» Exercise directions: Each line that follows should be printed again exactly as it stands.

» Provided information:
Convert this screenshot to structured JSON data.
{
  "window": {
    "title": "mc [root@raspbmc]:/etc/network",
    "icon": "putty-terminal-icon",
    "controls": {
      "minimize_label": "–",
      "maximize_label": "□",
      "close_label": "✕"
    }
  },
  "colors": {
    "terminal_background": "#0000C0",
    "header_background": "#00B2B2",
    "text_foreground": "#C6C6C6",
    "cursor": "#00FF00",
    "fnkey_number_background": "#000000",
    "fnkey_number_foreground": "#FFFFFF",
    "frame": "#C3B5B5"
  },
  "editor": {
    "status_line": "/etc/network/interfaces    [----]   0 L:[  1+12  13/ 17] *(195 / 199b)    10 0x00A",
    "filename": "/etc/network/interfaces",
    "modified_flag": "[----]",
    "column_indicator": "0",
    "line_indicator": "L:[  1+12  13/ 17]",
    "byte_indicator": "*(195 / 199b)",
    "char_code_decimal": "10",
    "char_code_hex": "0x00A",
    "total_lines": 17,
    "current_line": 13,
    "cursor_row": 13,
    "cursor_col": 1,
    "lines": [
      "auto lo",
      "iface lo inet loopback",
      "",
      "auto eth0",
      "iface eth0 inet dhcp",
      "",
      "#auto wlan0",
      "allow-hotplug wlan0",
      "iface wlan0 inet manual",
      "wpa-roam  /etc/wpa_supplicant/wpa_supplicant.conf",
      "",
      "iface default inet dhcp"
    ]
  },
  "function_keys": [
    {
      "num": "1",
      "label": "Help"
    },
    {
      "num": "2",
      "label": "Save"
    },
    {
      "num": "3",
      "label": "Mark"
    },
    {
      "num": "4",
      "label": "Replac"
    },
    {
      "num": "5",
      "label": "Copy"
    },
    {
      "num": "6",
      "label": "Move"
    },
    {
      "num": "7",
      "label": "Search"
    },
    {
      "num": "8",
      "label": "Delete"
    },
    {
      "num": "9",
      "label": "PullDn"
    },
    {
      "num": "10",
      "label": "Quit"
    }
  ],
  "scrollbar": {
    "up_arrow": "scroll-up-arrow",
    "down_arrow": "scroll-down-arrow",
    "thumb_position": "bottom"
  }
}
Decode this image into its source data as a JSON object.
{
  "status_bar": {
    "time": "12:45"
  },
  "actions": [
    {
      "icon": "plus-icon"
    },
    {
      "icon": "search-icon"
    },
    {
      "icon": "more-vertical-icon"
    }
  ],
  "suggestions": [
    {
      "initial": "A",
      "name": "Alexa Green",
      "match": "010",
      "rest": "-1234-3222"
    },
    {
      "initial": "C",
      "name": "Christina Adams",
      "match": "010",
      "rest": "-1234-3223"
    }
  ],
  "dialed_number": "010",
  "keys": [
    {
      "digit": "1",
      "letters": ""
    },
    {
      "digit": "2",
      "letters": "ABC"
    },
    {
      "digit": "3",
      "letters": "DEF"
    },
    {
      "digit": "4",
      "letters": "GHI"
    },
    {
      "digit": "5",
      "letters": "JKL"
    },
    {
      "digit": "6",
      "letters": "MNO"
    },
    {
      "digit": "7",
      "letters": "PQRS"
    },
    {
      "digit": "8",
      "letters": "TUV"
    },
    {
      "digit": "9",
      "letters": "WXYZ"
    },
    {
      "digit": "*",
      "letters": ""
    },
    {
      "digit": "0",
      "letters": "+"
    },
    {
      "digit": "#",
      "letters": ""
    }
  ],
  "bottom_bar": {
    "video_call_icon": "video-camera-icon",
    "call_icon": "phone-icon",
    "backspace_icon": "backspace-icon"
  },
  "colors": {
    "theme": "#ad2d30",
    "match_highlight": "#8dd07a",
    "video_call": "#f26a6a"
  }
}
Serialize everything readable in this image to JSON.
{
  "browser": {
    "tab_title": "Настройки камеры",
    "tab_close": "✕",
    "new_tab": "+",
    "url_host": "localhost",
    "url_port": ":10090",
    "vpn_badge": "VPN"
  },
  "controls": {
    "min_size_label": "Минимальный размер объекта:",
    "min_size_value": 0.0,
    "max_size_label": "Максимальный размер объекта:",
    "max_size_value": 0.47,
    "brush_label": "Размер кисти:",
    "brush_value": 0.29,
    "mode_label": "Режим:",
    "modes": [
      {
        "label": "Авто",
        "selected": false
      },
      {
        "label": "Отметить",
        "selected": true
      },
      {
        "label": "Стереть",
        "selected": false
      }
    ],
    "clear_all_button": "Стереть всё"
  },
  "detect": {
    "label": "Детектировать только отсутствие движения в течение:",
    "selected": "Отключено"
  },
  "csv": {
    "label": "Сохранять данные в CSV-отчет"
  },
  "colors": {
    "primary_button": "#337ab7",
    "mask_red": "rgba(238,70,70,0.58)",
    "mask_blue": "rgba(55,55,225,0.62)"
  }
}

» Solution for this problem:
Convert this screenshot to structured JSON data.
{
  "window": {
    "title": "mc [root@raspbmc]:/etc/network",
    "icon": "putty-terminal-icon",
    "controls": {
      "minimize_label": "–",
      "maximize_label": "□",
      "close_label": "✕"
    }
  },
  "colors": {
    "terminal_background": "#0000C0",
    "header_background": "#00B2B2",
    "text_foreground": "#C6C6C6",
    "cursor": "#00FF00",
    "fnkey_number_background": "#000000",
    "fnkey_number_foreground": "#FFFFFF",
    "frame": "#C3B5B5"
  },
  "editor": {
    "status_line": "/etc/network/interfaces    [----]   0 L:[  1+12  13/ 17] *(195 / 199b)    10 0x00A",
    "filename": "/etc/network/interfaces",
    "modified_flag": "[----]",
    "column_indicator": "0",
    "line_indicator": "L:[  1+12  13/ 17]",
    "byte_indicator": "*(195 / 199b)",
    "char_code_decimal": "10",
    "char_code_hex": "0x00A",
    "total_lines": 17,
    "current_line": 13,
    "cursor_row": 13,
    "cursor_col": 1,
    "lines": [
      "auto lo",
      "iface lo inet loopback",
      "",
      "auto eth0",
      "iface eth0 inet dhcp",
      "",
      "#auto wlan0",
      "allow-hotplug wlan0",
      "iface wlan0 inet manual",
      "wpa-roam  /etc/wpa_supplicant/wpa_supplicant.conf",
      "",
      "iface default inet dhcp"
    ]
  },
  "function_keys": [
    {
      "num": "1",
      "label": "Help"
    },
    {
      "num": "2",
      "label": "Save"
    },
    {
      "num": "3",
      "label": "Mark"
    },
    {
      "num": "4",
      "label": "Replac"
    },
    {
      "num": "5",
      "label": "Copy"
    },
    {
      "num": "6",
      "label": "Move"
    },
    {
      "num": "7",
      "label": "Search"
    },
    {
      "num": "8",
      "label": "Delete"
    },
    {
      "num": "9",
      "label": "PullDn"
    },
    {
      "num": "10",
      "label": "Quit"
    }
  ],
  "scrollbar": {
    "up_arrow": "scroll-up-arrow",
    "down_arrow": "scroll-down-arrow",
    "thumb_position": "bottom"
  }
}
Decode this image into its source data as a JSON object.
{
  "status_bar": {
    "time": "12:45"
  },
  "actions": [
    {
      "icon": "plus-icon"
    },
    {
      "icon": "search-icon"
    },
    {
      "icon": "more-vertical-icon"
    }
  ],
  "suggestions": [
    {
      "initial": "A",
      "name": "Alexa Green",
      "match": "010",
      "rest": "-1234-3222"
    },
    {
      "initial": "C",
      "name": "Christina Adams",
      "match": "010",
      "rest": "-1234-3223"
    }
  ],
  "dialed_number": "010",
  "keys": [
    {
      "digit": "1",
      "letters": ""
    },
    {
      "digit": "2",
      "letters": "ABC"
    },
    {
      "digit": "3",
      "letters": "DEF"
    },
    {
      "digit": "4",
      "letters": "GHI"
    },
    {
      "digit": "5",
      "letters": "JKL"
    },
    {
      "digit": "6",
      "letters": "MNO"
    },
    {
      "digit": "7",
      "letters": "PQRS"
    },
    {
      "digit": "8",
      "letters": "TUV"
    },
    {
      "digit": "9",
      "letters": "WXYZ"
    },
    {
      "digit": "*",
      "letters": ""
    },
    {
      "digit": "0",
      "letters": "+"
    },
    {
      "digit": "#",
      "letters": ""
    }
  ],
  "bottom_bar": {
    "video_call_icon": "video-camera-icon",
    "call_icon": "phone-icon",
    "backspace_icon": "backspace-icon"
  },
  "colors": {
    "theme": "#ad2d30",
    "match_highlight": "#8dd07a",
    "video_call": "#f26a6a"
  }
}
Serialize everything readable in this image to JSON.
{
  "browser": {
    "tab_title": "Настройки камеры",
    "tab_close": "✕",
    "new_tab": "+",
    "url_host": "localhost",
    "url_port": ":10090",
    "vpn_badge": "VPN"
  },
  "controls": {
    "min_size_label": "Минимальный размер объекта:",
    "min_size_value": 0.0,
    "max_size_label": "Максимальный размер объекта:",
    "max_size_value": 0.47,
    "brush_label": "Размер кисти:",
    "brush_value": 0.29,
    "mode_label": "Режим:",
    "modes": [
      {
        "label": "Авто",
        "selected": false
      },
      {
        "label": "Отметить",
        "selected": true
      },
      {
        "label": "Стереть",
        "selected": false
      }
    ],
    "clear_all_button": "Стереть всё"
  },
  "detect": {
    "label": "Детектировать только отсутствие движения в течение:",
    "selected": "Отключено"
  },
  "csv": {
    "label": "Сохранять данные в CSV-отчет"
  },
  "colors": {
    "primary_button": "#337ab7",
    "mask_red": "rgba(238,70,70,0.58)",
    "mask_blue": "rgba(55,55,225,0.62)"
  }
}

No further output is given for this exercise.